§ Aim of the task:
Wherever a line holds the string "Delay", copy that line.

§ Dataset:
>>>>
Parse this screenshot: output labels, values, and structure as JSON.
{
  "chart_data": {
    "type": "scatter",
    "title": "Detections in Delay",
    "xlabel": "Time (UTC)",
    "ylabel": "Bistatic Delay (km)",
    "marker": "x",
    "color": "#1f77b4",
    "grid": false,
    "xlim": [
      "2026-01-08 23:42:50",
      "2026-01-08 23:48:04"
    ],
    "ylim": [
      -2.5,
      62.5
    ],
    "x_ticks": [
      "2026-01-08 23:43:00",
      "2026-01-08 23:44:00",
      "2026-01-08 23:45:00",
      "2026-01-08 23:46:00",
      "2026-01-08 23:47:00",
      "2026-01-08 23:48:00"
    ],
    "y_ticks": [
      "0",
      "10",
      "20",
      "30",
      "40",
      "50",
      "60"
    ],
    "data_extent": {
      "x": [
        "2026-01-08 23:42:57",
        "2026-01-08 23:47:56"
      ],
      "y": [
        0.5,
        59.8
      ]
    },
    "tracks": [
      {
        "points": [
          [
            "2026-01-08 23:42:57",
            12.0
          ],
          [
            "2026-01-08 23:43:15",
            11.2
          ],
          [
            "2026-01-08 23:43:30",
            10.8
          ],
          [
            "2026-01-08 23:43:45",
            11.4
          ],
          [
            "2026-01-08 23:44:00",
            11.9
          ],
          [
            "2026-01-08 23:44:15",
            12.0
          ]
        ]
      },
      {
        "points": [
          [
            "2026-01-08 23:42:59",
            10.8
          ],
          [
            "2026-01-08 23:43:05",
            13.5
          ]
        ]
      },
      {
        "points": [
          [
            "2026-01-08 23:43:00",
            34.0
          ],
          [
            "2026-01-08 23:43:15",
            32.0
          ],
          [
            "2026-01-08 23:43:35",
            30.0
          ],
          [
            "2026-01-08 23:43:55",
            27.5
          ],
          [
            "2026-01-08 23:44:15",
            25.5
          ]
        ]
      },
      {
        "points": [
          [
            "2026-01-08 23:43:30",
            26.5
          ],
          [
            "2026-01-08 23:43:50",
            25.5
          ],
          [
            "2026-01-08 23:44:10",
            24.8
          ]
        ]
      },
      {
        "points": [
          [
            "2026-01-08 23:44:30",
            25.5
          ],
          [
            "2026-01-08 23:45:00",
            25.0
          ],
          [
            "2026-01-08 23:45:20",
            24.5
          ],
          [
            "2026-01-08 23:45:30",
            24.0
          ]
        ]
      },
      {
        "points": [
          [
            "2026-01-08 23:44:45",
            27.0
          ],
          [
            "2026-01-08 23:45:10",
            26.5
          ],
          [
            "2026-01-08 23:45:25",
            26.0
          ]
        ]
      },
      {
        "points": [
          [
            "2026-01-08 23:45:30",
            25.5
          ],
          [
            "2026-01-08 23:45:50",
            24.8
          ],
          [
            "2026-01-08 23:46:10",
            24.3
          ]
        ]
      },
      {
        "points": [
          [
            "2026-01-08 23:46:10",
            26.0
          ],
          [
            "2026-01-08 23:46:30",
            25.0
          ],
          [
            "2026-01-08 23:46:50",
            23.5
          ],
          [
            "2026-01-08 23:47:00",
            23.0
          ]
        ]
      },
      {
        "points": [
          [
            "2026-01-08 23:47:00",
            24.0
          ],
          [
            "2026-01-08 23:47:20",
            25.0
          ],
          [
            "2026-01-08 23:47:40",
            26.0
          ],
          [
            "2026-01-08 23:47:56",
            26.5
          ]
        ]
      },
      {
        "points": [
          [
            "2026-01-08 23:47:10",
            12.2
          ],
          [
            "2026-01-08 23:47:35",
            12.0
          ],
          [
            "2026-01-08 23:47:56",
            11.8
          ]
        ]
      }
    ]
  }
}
<<<<
§ The solution:
    "title": "Detections in Delay",
    "ylabel": "Bistatic Delay (km)",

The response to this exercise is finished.